Transcribe the records that follow. Keep every word exactly, and drop the pictures.
**** Material to process ****
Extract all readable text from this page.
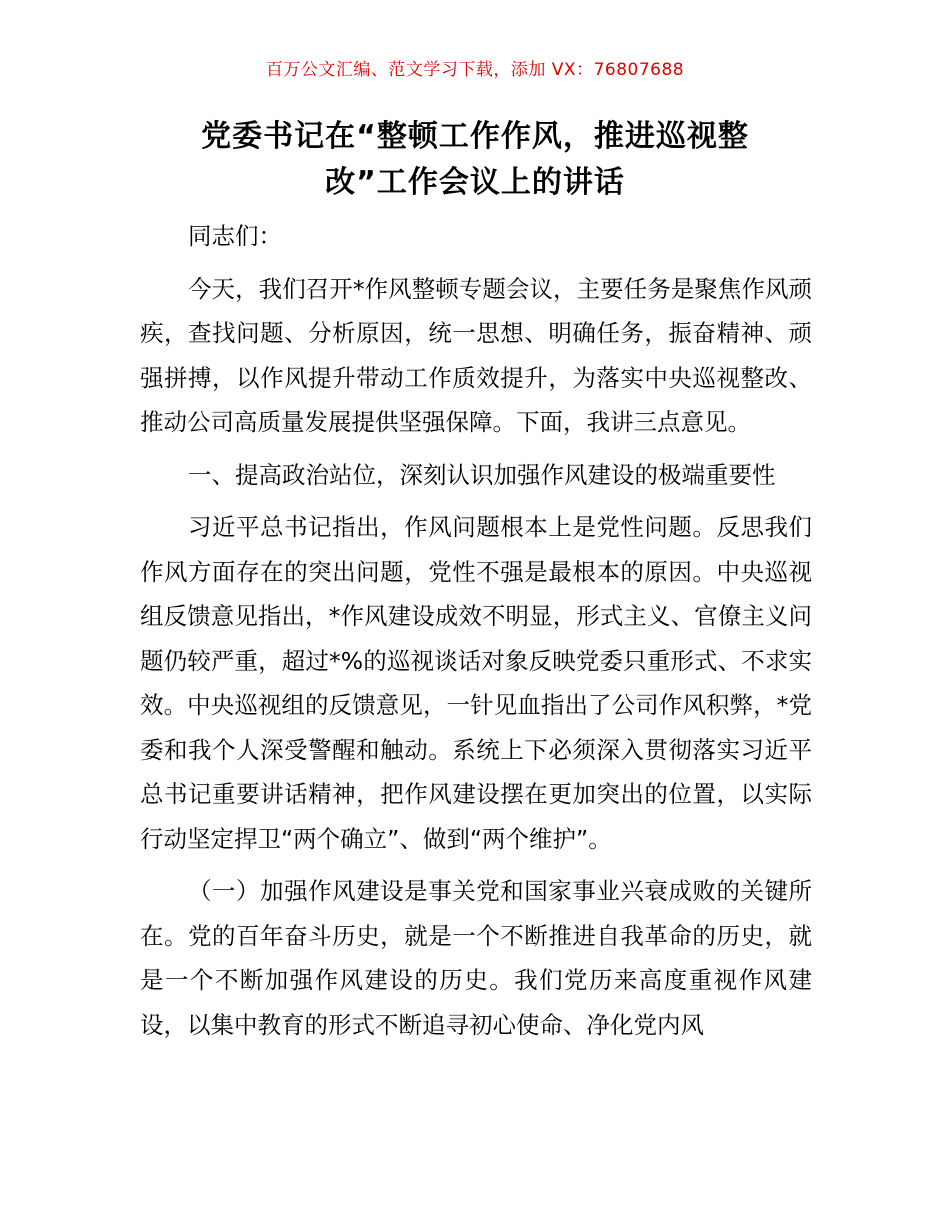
百万公文汇编、范文学习下载，添加 VX：76807688
党委书记在“整顿工作作风，推进巡视整
改”工作会议上的讲话

同志们：

今天，我们召开*作风整顿专题会议，主要任务是聚焦作风顽疾，查找问题、分析原因，统一思想、明确任务，振奋精神、顽强拼搏，以作风提升带动工作质效提升，为落实中央巡视整改、推动公司高质量发展提供坚强保障。下面，我讲三点意见。

一、提高政治站位，深刻认识加强作风建设的极端重要性

习近平总书记指出，作风问题根本上是党性问题。反思我们作风方面存在的突出问题，党性不强是最根本的原因。中央巡视组反馈意见指出，*作风建设成效不明显，形式主义、官僚主义问题仍较严重，超过*%的巡视谈话对象反映党委只重形式、不求实效。中央巡视组的反馈意见，一针见血指出了公司作风积弊，*党委和我个人深受警醒和触动。系统上下必须深入贯彻落实习近平总书记重要讲话精神，把作风建设摆在更加突出的位置，以实际行动坚定捍卫“两个确立”、做到“两个维护”。

（一）加强作风建设是事关党和国家事业兴衰成败的关键所在。党的百年奋斗历史，就是一个不断推进自我革命的历史，就是一个不断加强作风建设的历史。我们党历来高度重视作风建设，以集中教育的形式不断追寻初心使命、净化党内风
****
Right answer
Extract all readable text from this page.
百万公文汇编、范文学习下载，添加 VX：76807688
党委书记在“整顿工作作风，推进巡视整
改”工作会议上的讲话

同志们：

今天，我们召开*作风整顿专题会议，主要任务是聚焦作风顽疾，查找问题、分析原因，统一思想、明确任务，振奋精神、顽强拼搏，以作风提升带动工作质效提升，为落实中央巡视整改、推动公司高质量发展提供坚强保障。下面，我讲三点意见。

一、提高政治站位，深刻认识加强作风建设的极端重要性

习近平总书记指出，作风问题根本上是党性问题。反思我们作风方面存在的突出问题，党性不强是最根本的原因。中央巡视组反馈意见指出，*作风建设成效不明显，形式主义、官僚主义问题仍较严重，超过*%的巡视谈话对象反映党委只重形式、不求实效。中央巡视组的反馈意见，一针见血指出了公司作风积弊，*党委和我个人深受警醒和触动。系统上下必须深入贯彻落实习近平总书记重要讲话精神，把作风建设摆在更加突出的位置，以实际行动坚定捍卫“两个确立”、做到“两个维护”。

（一）加强作风建设是事关党和国家事业兴衰成败的关键所在。党的百年奋斗历史，就是一个不断推进自我革命的历史，就是一个不断加强作风建设的历史。我们党历来高度重视作风建设，以集中教育的形式不断追寻初心使命、净化党内风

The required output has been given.